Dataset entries
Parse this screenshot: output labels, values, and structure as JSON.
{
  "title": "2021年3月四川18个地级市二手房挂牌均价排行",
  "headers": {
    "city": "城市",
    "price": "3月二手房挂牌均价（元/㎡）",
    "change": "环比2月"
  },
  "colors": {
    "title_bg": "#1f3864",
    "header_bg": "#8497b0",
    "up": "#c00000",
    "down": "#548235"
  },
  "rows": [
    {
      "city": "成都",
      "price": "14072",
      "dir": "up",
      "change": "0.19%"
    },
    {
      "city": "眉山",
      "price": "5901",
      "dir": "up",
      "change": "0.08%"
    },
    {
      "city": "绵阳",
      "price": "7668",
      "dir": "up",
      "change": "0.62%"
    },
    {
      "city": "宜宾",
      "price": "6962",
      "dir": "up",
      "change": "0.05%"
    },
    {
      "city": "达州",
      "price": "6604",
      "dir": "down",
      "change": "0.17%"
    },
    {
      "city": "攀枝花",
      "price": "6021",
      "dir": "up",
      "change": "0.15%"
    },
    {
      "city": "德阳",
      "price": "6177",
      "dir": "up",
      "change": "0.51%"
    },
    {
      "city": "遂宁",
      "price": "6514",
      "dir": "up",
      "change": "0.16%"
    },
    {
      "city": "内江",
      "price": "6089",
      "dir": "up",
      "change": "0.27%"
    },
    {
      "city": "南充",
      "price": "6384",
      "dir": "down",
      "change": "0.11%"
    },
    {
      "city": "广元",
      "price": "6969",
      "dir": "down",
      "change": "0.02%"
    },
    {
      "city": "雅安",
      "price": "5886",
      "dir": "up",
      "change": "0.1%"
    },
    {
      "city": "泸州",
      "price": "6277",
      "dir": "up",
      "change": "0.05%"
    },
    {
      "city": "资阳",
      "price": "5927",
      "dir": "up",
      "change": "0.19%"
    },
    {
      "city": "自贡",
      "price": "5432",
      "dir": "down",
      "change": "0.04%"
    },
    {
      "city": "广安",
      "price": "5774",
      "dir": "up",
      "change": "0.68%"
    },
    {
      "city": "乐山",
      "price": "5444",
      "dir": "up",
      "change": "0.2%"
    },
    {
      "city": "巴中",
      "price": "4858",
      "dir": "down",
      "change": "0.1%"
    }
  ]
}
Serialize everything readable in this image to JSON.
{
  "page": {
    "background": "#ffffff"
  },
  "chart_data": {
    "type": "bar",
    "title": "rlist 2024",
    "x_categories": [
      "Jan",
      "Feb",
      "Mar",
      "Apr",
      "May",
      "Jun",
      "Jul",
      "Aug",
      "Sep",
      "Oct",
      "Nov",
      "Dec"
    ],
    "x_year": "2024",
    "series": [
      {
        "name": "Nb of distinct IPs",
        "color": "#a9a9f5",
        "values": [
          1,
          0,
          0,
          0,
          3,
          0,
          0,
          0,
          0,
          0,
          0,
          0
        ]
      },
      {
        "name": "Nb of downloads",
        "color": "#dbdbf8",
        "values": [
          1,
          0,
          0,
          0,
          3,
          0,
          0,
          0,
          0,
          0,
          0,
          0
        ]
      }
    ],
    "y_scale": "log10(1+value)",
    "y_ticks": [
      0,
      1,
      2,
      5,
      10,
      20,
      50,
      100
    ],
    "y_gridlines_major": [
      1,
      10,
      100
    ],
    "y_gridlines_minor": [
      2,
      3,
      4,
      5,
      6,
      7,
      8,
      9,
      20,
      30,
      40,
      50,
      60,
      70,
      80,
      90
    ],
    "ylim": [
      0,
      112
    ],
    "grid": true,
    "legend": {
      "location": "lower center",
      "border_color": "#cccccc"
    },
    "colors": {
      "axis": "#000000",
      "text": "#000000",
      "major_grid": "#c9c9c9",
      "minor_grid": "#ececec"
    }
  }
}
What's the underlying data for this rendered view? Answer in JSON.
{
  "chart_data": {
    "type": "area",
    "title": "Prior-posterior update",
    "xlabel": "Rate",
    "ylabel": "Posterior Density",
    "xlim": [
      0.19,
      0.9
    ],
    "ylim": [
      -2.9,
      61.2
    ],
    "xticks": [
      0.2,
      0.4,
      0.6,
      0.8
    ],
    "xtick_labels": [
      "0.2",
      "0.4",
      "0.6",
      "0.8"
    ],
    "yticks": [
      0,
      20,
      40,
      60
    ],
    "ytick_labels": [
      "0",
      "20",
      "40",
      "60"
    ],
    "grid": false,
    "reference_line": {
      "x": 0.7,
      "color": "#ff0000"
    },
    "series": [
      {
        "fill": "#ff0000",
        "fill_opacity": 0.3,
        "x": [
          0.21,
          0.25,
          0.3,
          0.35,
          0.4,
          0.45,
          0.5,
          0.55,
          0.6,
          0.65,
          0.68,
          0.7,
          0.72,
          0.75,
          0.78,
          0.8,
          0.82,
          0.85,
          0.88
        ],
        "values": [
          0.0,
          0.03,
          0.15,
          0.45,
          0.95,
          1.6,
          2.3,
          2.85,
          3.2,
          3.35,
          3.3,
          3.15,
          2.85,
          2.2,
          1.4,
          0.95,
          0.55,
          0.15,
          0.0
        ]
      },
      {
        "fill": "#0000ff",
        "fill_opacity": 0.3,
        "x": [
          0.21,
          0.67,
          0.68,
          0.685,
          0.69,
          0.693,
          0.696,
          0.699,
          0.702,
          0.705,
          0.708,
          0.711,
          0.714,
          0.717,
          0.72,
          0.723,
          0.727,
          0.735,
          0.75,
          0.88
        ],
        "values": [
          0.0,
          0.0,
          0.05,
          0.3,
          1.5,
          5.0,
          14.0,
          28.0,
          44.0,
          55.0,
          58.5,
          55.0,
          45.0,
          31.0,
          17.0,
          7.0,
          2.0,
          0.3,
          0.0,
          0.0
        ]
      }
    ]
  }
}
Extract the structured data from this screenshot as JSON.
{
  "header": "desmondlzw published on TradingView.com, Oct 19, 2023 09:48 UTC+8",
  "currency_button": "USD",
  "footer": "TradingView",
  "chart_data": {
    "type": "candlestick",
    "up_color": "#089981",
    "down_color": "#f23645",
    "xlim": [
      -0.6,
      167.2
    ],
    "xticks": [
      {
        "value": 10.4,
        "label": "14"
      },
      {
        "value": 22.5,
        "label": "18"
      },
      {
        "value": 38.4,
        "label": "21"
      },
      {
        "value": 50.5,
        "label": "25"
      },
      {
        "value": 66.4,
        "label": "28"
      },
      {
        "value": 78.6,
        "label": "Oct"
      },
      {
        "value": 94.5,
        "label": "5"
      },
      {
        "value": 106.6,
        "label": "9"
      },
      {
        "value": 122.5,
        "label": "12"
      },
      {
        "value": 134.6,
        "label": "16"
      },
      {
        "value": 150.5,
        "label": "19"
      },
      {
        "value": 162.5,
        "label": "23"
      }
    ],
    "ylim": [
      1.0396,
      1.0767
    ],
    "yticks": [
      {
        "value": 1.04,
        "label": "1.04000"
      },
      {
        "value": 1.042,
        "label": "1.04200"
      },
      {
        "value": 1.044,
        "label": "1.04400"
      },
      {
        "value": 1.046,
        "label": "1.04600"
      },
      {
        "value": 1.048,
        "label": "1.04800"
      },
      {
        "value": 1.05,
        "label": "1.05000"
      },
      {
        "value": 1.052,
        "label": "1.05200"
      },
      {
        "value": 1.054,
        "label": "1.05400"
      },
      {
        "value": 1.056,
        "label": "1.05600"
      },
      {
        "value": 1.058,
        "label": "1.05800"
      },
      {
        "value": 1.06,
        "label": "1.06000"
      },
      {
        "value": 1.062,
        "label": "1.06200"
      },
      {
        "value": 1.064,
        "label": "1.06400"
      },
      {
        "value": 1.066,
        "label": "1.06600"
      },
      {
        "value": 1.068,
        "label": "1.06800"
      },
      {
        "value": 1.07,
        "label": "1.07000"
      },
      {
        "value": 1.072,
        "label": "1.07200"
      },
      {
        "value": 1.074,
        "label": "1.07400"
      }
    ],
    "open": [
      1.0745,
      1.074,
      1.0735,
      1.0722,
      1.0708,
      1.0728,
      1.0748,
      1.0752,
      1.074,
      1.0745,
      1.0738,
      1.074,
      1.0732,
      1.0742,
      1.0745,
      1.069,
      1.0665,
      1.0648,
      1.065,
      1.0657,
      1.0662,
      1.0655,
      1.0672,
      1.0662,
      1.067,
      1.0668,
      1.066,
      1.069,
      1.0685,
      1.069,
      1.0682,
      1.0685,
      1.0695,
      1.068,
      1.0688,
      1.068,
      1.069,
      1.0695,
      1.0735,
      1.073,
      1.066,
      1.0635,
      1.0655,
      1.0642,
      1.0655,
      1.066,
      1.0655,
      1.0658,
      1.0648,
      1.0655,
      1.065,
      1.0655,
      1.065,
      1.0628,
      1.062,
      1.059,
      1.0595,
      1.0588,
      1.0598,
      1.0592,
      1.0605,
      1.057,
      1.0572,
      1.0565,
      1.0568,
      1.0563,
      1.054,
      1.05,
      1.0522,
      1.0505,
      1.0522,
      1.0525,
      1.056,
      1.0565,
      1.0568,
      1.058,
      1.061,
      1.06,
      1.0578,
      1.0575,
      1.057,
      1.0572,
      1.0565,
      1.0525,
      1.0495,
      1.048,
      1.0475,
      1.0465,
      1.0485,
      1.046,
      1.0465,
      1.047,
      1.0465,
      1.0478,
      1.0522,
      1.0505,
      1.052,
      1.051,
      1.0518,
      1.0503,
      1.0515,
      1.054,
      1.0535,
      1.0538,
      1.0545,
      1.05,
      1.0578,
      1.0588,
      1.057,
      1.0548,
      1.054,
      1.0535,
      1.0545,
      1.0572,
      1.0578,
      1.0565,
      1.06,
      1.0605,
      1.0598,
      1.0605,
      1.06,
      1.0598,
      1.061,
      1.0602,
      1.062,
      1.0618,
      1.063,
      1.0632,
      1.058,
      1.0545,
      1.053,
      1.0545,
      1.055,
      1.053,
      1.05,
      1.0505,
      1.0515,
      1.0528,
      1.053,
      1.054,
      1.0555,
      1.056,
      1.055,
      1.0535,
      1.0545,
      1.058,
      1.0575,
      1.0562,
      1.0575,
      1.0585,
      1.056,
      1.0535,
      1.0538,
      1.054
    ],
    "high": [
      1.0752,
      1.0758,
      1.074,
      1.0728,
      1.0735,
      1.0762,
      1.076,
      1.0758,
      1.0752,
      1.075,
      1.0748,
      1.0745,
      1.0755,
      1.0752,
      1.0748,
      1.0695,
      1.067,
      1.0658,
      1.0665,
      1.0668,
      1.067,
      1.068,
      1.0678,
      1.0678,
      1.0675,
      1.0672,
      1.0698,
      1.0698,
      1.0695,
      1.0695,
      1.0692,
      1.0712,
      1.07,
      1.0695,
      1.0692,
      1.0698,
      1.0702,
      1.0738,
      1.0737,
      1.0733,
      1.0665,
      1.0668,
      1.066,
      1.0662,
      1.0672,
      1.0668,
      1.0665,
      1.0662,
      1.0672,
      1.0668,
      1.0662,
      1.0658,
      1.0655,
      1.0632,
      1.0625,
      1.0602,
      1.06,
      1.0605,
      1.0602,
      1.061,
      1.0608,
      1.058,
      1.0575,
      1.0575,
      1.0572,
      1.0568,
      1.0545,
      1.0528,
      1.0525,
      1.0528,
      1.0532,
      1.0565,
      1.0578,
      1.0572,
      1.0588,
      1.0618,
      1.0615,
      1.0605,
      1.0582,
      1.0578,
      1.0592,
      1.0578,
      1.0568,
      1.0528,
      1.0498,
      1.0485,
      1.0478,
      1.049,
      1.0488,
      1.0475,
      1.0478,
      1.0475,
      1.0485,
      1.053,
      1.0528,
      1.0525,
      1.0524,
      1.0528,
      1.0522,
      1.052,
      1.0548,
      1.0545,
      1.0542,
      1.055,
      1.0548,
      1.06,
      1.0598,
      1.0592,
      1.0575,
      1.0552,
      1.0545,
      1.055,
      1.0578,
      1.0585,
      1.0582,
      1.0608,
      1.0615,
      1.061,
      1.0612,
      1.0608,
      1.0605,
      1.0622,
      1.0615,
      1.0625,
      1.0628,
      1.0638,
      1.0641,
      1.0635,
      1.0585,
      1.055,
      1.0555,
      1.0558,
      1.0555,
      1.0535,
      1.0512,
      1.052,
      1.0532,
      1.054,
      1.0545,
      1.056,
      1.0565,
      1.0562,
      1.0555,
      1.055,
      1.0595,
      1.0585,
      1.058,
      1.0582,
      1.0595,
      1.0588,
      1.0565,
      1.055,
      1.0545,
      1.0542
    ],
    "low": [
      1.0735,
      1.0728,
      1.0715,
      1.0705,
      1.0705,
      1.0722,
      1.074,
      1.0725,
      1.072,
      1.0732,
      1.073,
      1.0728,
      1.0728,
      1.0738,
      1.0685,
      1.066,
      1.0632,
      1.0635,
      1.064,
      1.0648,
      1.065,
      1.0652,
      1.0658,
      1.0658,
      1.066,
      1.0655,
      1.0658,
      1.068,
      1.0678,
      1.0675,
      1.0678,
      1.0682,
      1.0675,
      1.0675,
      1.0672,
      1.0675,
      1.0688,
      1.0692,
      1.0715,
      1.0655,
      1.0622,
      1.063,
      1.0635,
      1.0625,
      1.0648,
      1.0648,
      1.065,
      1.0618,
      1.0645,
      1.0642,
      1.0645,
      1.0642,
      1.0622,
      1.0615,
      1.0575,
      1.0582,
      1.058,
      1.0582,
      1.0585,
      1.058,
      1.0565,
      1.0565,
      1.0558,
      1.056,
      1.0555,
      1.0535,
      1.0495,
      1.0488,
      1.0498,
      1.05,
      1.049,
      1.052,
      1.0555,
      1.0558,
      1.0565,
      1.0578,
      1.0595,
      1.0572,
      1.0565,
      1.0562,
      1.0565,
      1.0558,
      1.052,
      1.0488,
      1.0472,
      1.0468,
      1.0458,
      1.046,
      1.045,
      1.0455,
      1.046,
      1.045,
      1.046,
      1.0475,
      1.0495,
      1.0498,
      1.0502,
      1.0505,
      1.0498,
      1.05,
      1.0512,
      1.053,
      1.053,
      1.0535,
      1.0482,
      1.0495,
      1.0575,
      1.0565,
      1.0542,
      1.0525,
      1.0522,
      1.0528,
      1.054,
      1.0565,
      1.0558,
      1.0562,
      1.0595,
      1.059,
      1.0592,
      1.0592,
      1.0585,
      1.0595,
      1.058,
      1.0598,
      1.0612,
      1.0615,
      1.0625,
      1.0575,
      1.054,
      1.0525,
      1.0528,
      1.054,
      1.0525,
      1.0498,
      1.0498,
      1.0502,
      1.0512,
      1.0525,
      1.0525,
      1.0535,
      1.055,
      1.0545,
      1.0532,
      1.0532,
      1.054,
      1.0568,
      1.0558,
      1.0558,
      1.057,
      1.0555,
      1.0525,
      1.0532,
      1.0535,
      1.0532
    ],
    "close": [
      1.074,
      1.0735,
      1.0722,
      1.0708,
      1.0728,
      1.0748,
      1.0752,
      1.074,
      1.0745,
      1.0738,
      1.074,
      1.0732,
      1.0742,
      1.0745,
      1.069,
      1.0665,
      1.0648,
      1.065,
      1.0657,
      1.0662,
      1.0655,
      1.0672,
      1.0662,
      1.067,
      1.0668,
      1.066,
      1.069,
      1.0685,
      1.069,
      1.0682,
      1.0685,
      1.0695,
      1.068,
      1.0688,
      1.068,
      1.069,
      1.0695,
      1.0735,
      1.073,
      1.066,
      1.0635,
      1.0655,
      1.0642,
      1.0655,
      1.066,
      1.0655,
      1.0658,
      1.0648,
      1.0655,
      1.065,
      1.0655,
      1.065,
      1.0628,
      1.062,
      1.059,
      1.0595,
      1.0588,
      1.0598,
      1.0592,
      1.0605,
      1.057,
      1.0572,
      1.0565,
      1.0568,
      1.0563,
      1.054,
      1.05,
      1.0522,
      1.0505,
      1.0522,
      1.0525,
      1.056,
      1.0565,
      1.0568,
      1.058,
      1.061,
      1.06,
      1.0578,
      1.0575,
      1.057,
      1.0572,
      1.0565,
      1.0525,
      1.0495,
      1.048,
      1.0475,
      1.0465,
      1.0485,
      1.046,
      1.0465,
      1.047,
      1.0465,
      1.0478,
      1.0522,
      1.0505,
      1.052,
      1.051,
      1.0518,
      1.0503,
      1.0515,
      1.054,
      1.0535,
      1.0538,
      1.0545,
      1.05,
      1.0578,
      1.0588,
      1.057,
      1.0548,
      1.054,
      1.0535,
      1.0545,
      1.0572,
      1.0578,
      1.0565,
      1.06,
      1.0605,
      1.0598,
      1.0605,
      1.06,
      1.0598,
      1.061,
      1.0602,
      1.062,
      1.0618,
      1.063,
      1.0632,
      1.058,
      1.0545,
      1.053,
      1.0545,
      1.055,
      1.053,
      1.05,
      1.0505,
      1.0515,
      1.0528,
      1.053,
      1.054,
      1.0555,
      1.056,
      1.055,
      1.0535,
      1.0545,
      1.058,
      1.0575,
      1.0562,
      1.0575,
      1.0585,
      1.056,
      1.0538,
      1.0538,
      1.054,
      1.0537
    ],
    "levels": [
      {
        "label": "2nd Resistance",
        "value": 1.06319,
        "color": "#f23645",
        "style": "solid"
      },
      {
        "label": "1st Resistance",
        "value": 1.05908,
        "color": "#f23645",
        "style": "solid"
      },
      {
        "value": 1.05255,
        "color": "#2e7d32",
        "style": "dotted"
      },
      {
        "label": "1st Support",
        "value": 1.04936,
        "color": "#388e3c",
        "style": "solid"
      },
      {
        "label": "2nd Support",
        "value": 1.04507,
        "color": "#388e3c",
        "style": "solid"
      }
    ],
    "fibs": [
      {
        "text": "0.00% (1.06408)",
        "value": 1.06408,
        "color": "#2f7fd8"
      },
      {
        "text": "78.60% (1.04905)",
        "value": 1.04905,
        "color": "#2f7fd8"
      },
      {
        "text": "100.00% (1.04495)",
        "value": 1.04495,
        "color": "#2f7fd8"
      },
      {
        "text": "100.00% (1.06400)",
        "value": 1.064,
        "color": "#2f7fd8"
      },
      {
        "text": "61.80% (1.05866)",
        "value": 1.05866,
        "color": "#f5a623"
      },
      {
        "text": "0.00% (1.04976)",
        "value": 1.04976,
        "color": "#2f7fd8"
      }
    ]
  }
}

- Task goal:
Lines containing the word "screenshot" are to be counted in the listing; state their number alone.

- Written answer:
2